(Problem requirements) Extract all of the entries and give them again, word for word.

(Figure record extracts)
⟨

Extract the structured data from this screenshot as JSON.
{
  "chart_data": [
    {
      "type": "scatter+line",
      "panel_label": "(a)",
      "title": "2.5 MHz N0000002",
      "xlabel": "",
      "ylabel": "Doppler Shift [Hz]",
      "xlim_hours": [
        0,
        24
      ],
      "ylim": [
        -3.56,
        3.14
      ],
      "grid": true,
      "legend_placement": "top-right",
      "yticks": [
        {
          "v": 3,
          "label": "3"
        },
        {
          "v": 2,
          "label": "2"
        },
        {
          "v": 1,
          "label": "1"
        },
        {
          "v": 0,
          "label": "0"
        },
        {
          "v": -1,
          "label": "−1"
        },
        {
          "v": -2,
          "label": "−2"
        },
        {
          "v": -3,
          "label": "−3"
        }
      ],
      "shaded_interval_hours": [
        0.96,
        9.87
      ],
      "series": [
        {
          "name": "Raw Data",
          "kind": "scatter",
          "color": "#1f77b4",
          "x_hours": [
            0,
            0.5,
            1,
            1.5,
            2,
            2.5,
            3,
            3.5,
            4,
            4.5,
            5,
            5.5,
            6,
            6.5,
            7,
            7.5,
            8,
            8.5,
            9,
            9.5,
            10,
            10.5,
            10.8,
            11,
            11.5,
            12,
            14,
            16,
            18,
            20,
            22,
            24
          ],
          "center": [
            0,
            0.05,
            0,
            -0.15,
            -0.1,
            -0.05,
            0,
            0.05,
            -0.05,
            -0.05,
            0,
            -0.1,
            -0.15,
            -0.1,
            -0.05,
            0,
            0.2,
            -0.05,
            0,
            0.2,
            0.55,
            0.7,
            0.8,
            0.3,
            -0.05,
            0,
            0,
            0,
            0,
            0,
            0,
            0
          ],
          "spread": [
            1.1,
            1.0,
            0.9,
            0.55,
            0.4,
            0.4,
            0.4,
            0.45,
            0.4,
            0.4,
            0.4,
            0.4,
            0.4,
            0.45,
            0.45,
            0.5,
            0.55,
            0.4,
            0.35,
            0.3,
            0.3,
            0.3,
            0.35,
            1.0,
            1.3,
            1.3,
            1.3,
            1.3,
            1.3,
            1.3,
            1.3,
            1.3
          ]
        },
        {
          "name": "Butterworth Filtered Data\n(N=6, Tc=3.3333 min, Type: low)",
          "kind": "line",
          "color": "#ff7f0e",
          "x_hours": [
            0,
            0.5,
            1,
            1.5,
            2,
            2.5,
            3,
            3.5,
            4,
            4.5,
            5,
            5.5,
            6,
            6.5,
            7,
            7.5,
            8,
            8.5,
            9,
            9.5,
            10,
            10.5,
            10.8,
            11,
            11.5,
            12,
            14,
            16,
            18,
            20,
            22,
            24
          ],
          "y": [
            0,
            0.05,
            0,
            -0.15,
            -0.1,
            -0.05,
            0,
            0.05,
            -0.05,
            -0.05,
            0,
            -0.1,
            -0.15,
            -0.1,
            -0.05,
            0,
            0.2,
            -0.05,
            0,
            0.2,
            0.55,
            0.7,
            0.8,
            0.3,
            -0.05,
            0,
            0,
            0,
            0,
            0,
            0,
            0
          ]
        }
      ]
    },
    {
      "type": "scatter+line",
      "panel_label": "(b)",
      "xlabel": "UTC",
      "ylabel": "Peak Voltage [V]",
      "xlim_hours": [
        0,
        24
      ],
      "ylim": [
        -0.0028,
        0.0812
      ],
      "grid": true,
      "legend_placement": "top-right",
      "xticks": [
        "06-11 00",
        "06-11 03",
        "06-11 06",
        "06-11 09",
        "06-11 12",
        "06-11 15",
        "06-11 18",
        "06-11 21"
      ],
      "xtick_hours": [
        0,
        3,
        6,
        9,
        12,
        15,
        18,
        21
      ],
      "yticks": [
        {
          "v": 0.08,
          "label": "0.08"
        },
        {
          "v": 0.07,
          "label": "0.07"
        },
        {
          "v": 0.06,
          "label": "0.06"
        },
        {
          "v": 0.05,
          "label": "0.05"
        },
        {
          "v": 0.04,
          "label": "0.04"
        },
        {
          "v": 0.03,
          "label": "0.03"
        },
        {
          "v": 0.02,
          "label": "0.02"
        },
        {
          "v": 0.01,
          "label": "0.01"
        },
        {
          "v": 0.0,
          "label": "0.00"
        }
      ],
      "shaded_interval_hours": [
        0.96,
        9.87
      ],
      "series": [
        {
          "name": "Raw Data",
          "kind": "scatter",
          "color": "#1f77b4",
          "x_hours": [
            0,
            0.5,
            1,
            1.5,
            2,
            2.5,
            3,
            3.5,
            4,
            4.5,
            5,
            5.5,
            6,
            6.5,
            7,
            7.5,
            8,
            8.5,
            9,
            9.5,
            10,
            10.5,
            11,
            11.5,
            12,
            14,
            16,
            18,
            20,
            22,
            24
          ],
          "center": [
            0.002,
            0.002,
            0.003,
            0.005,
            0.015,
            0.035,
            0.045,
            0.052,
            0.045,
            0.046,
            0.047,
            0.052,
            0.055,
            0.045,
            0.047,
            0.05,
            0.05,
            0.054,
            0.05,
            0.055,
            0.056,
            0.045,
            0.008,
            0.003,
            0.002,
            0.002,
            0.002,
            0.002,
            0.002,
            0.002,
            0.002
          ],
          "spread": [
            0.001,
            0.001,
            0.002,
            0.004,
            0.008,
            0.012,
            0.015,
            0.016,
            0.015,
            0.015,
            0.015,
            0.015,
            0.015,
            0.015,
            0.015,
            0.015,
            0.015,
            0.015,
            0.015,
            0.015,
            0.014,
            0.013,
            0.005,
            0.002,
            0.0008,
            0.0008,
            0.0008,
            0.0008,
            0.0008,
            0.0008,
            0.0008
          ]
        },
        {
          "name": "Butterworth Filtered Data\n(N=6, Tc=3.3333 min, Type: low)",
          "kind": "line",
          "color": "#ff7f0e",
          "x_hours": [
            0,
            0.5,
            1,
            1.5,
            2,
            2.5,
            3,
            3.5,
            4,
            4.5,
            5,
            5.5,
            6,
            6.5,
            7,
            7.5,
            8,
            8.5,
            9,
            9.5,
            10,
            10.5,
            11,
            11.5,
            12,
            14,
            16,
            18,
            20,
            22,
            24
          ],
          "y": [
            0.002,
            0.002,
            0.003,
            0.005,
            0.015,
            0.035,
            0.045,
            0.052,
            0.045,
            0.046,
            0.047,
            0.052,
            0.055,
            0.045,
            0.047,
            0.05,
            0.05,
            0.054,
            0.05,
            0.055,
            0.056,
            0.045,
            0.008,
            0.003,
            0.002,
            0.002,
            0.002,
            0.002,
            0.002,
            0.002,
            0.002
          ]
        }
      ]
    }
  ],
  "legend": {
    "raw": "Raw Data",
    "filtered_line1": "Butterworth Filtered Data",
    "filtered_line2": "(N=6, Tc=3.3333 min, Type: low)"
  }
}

⟩

(Answer to this task)
Extract the structured data from this screenshot as JSON.
{
  "chart_data": [
    {
      "type": "scatter+line",
      "panel_label": "(a)",
      "title": "2.5 MHz N0000002",
      "xlabel": "",
      "ylabel": "Doppler Shift [Hz]",
      "xlim_hours": [
        0,
        24
      ],
      "ylim": [
        -3.56,
        3.14
      ],
      "grid": true,
      "legend_placement": "top-right",
      "yticks": [
        {
          "v": 3,
          "label": "3"
        },
        {
          "v": 2,
          "label": "2"
        },
        {
          "v": 1,
          "label": "1"
        },
        {
          "v": 0,
          "label": "0"
        },
        {
          "v": -1,
          "label": "−1"
        },
        {
          "v": -2,
          "label": "−2"
        },
        {
          "v": -3,
          "label": "−3"
        }
      ],
      "shaded_interval_hours": [
        0.96,
        9.87
      ],
      "series": [
        {
          "name": "Raw Data",
          "kind": "scatter",
          "color": "#1f77b4",
          "x_hours": [
            0,
            0.5,
            1,
            1.5,
            2,
            2.5,
            3,
            3.5,
            4,
            4.5,
            5,
            5.5,
            6,
            6.5,
            7,
            7.5,
            8,
            8.5,
            9,
            9.5,
            10,
            10.5,
            10.8,
            11,
            11.5,
            12,
            14,
            16,
            18,
            20,
            22,
            24
          ],
          "center": [
            0,
            0.05,
            0,
            -0.15,
            -0.1,
            -0.05,
            0,
            0.05,
            -0.05,
            -0.05,
            0,
            -0.1,
            -0.15,
            -0.1,
            -0.05,
            0,
            0.2,
            -0.05,
            0,
            0.2,
            0.55,
            0.7,
            0.8,
            0.3,
            -0.05,
            0,
            0,
            0,
            0,
            0,
            0,
            0
          ],
          "spread": [
            1.1,
            1.0,
            0.9,
            0.55,
            0.4,
            0.4,
            0.4,
            0.45,
            0.4,
            0.4,
            0.4,
            0.4,
            0.4,
            0.45,
            0.45,
            0.5,
            0.55,
            0.4,
            0.35,
            0.3,
            0.3,
            0.3,
            0.35,
            1.0,
            1.3,
            1.3,
            1.3,
            1.3,
            1.3,
            1.3,
            1.3,
            1.3
          ]
        },
        {
          "name": "Butterworth Filtered Data\n(N=6, Tc=3.3333 min, Type: low)",
          "kind": "line",
          "color": "#ff7f0e",
          "x_hours": [
            0,
            0.5,
            1,
            1.5,
            2,
            2.5,
            3,
            3.5,
            4,
            4.5,
            5,
            5.5,
            6,
            6.5,
            7,
            7.5,
            8,
            8.5,
            9,
            9.5,
            10,
            10.5,
            10.8,
            11,
            11.5,
            12,
            14,
            16,
            18,
            20,
            22,
            24
          ],
          "y": [
            0,
            0.05,
            0,
            -0.15,
            -0.1,
            -0.05,
            0,
            0.05,
            -0.05,
            -0.05,
            0,
            -0.1,
            -0.15,
            -0.1,
            -0.05,
            0,
            0.2,
            -0.05,
            0,
            0.2,
            0.55,
            0.7,
            0.8,
            0.3,
            -0.05,
            0,
            0,
            0,
            0,
            0,
            0,
            0
          ]
        }
      ]
    },
    {
      "type": "scatter+line",
      "panel_label": "(b)",
      "xlabel": "UTC",
      "ylabel": "Peak Voltage [V]",
      "xlim_hours": [
        0,
        24
      ],
      "ylim": [
        -0.0028,
        0.0812
      ],
      "grid": true,
      "legend_placement": "top-right",
      "xticks": [
        "06-11 00",
        "06-11 03",
        "06-11 06",
        "06-11 09",
        "06-11 12",
        "06-11 15",
        "06-11 18",
        "06-11 21"
      ],
      "xtick_hours": [
        0,
        3,
        6,
        9,
        12,
        15,
        18,
        21
      ],
      "yticks": [
        {
          "v": 0.08,
          "label": "0.08"
        },
        {
          "v": 0.07,
          "label": "0.07"
        },
        {
          "v": 0.06,
          "label": "0.06"
        },
        {
          "v": 0.05,
          "label": "0.05"
        },
        {
          "v": 0.04,
          "label": "0.04"
        },
        {
          "v": 0.03,
          "label": "0.03"
        },
        {
          "v": 0.02,
          "label": "0.02"
        },
        {
          "v": 0.01,
          "label": "0.01"
        },
        {
          "v": 0.0,
          "label": "0.00"
        }
      ],
      "shaded_interval_hours": [
        0.96,
        9.87
      ],
      "series": [
        {
          "name": "Raw Data",
          "kind": "scatter",
          "color": "#1f77b4",
          "x_hours": [
            0,
            0.5,
            1,
            1.5,
            2,
            2.5,
            3,
            3.5,
            4,
            4.5,
            5,
            5.5,
            6,
            6.5,
            7,
            7.5,
            8,
            8.5,
            9,
            9.5,
            10,
            10.5,
            11,
            11.5,
            12,
            14,
            16,
            18,
            20,
            22,
            24
          ],
          "center": [
            0.002,
            0.002,
            0.003,
            0.005,
            0.015,
            0.035,
            0.045,
            0.052,
            0.045,
            0.046,
            0.047,
            0.052,
            0.055,
            0.045,
            0.047,
            0.05,
            0.05,
            0.054,
            0.05,
            0.055,
            0.056,
            0.045,
            0.008,
            0.003,
            0.002,
            0.002,
            0.002,
            0.002,
            0.002,
            0.002,
            0.002
          ],
          "spread": [
            0.001,
            0.001,
            0.002,
            0.004,
            0.008,
            0.012,
            0.015,
            0.016,
            0.015,
            0.015,
            0.015,
            0.015,
            0.015,
            0.015,
            0.015,
            0.015,
            0.015,
            0.015,
            0.015,
            0.015,
            0.014,
            0.013,
            0.005,
            0.002,
            0.0008,
            0.0008,
            0.0008,
            0.0008,
            0.0008,
            0.0008,
            0.0008
          ]
        },
        {
          "name": "Butterworth Filtered Data\n(N=6, Tc=3.3333 min, Type: low)",
          "kind": "line",
          "color": "#ff7f0e",
          "x_hours": [
            0,
            0.5,
            1,
            1.5,
            2,
            2.5,
            3,
            3.5,
            4,
            4.5,
            5,
            5.5,
            6,
            6.5,
            7,
            7.5,
            8,
            8.5,
            9,
            9.5,
            10,
            10.5,
            11,
            11.5,
            12,
            14,
            16,
            18,
            20,
            22,
            24
          ],
          "y": [
            0.002,
            0.002,
            0.003,
            0.005,
            0.015,
            0.035,
            0.045,
            0.052,
            0.045,
            0.046,
            0.047,
            0.052,
            0.055,
            0.045,
            0.047,
            0.05,
            0.05,
            0.054,
            0.05,
            0.055,
            0.056,
            0.045,
            0.008,
            0.003,
            0.002,
            0.002,
            0.002,
            0.002,
            0.002,
            0.002,
            0.002
          ]
        }
      ]
    }
  ],
  "legend": {
    "raw": "Raw Data",
    "filtered_line1": "Butterworth Filtered Data",
    "filtered_line2": "(N=6, Tc=3.3333 min, Type: low)"
  }
}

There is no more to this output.